* **Work to complete**:
Return the listing below unchanged, minus its pictures.

* **Available data**:
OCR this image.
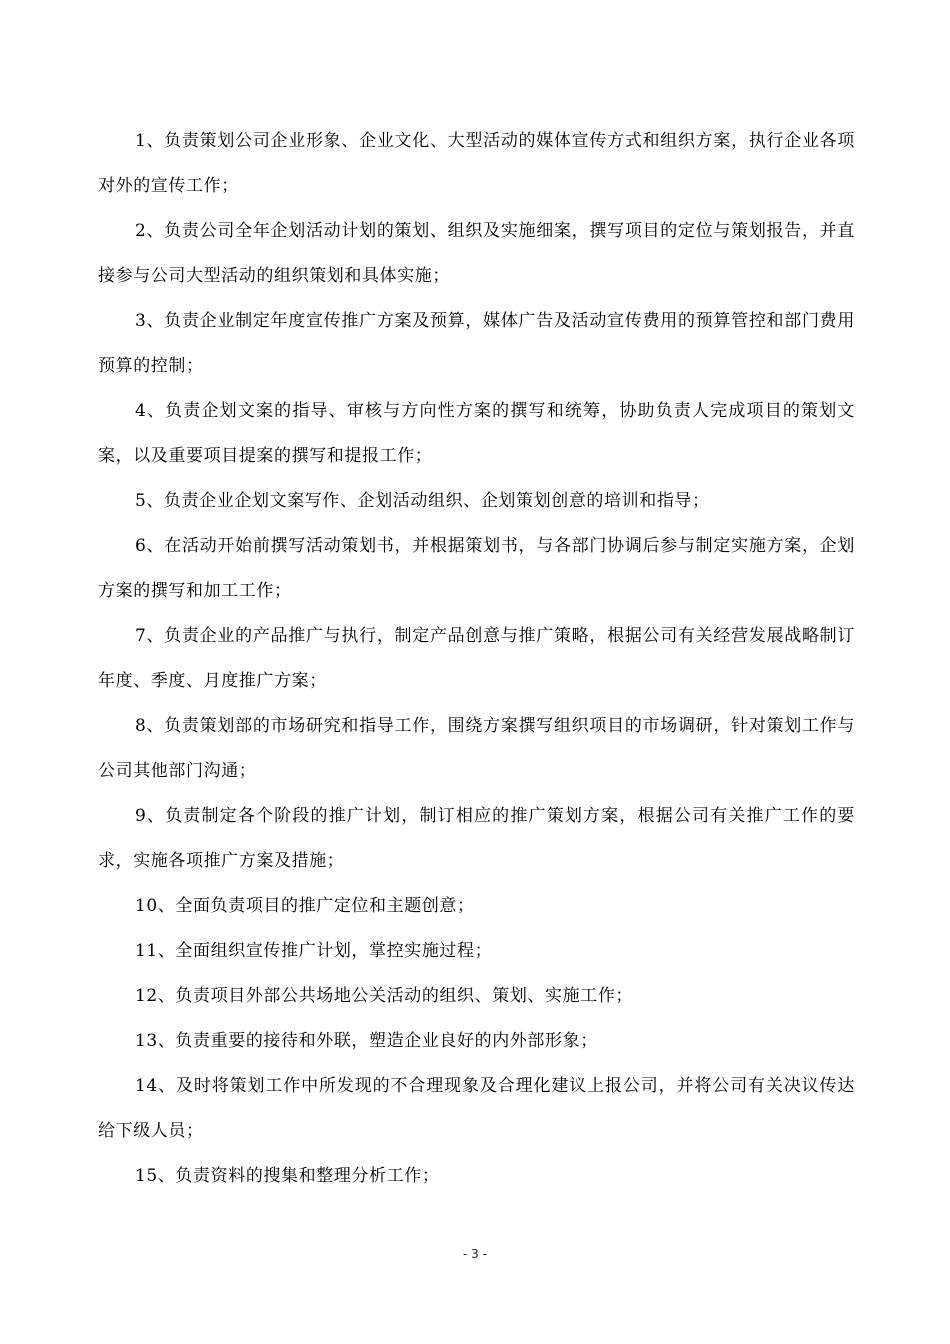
1、负责策划公司企业形象、企业文化、大型活动的媒体宣传方式和组织方案，执行企业各项对外的宣传工作；

2、负责公司全年企划活动计划的策划、组织及实施细案，撰写项目的定位与策划报告，并直接参与公司大型活动的组织策划和具体实施；

3、负责企业制定年度宣传推广方案及预算，媒体广告及活动宣传费用的预算管控和部门费用预算的控制；

4、负责企划文案的指导、审核与方向性方案的撰写和统筹，协助负责人完成项目的策划文案，以及重要项目提案的撰写和提报工作；

5、负责企业企划文案写作、企划活动组织、企划策划创意的培训和指导；

6、在活动开始前撰写活动策划书，并根据策划书，与各部门协调后参与制定实施方案，企划方案的撰写和加工工作；

7、负责企业的产品推广与执行，制定产品创意与推广策略，根据公司有关经营发展战略制订年度、季度、月度推广方案；

8、负责策划部的市场研究和指导工作，围绕方案撰写组织项目的市场调研，针对策划工作与公司其他部门沟通；

9、负责制定各个阶段的推广计划，制订相应的推广策划方案，根据公司有关推广工作的要求，实施各项推广方案及措施；

10、全面负责项目的推广定位和主题创意；

11、全面组织宣传推广计划，掌控实施过程；

12、负责项目外部公共场地公关活动的组织、策划、实施工作；

13、负责重要的接待和外联，塑造企业良好的内外部形象；

14、及时将策划工作中所发现的不合理现象及合理化建议上报公司，并将公司有关决议传达给下级人员；

15、负责资料的搜集和整理分析工作；

- 3 -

* **The result**:
OCR this image.
1、负责策划公司企业形象、企业文化、大型活动的媒体宣传方式和组织方案，执行企业各项对外的宣传工作；

2、负责公司全年企划活动计划的策划、组织及实施细案，撰写项目的定位与策划报告，并直接参与公司大型活动的组织策划和具体实施；

3、负责企业制定年度宣传推广方案及预算，媒体广告及活动宣传费用的预算管控和部门费用预算的控制；

4、负责企划文案的指导、审核与方向性方案的撰写和统筹，协助负责人完成项目的策划文案，以及重要项目提案的撰写和提报工作；

5、负责企业企划文案写作、企划活动组织、企划策划创意的培训和指导；

6、在活动开始前撰写活动策划书，并根据策划书，与各部门协调后参与制定实施方案，企划方案的撰写和加工工作；

7、负责企业的产品推广与执行，制定产品创意与推广策略，根据公司有关经营发展战略制订年度、季度、月度推广方案；

8、负责策划部的市场研究和指导工作，围绕方案撰写组织项目的市场调研，针对策划工作与公司其他部门沟通；

9、负责制定各个阶段的推广计划，制订相应的推广策划方案，根据公司有关推广工作的要求，实施各项推广方案及措施；

10、全面负责项目的推广定位和主题创意；

11、全面组织宣传推广计划，掌控实施过程；

12、负责项目外部公共场地公关活动的组织、策划、实施工作；

13、负责重要的接待和外联，塑造企业良好的内外部形象；

14、及时将策划工作中所发现的不合理现象及合理化建议上报公司，并将公司有关决议传达给下级人员；

15、负责资料的搜集和整理分析工作；

- 3 -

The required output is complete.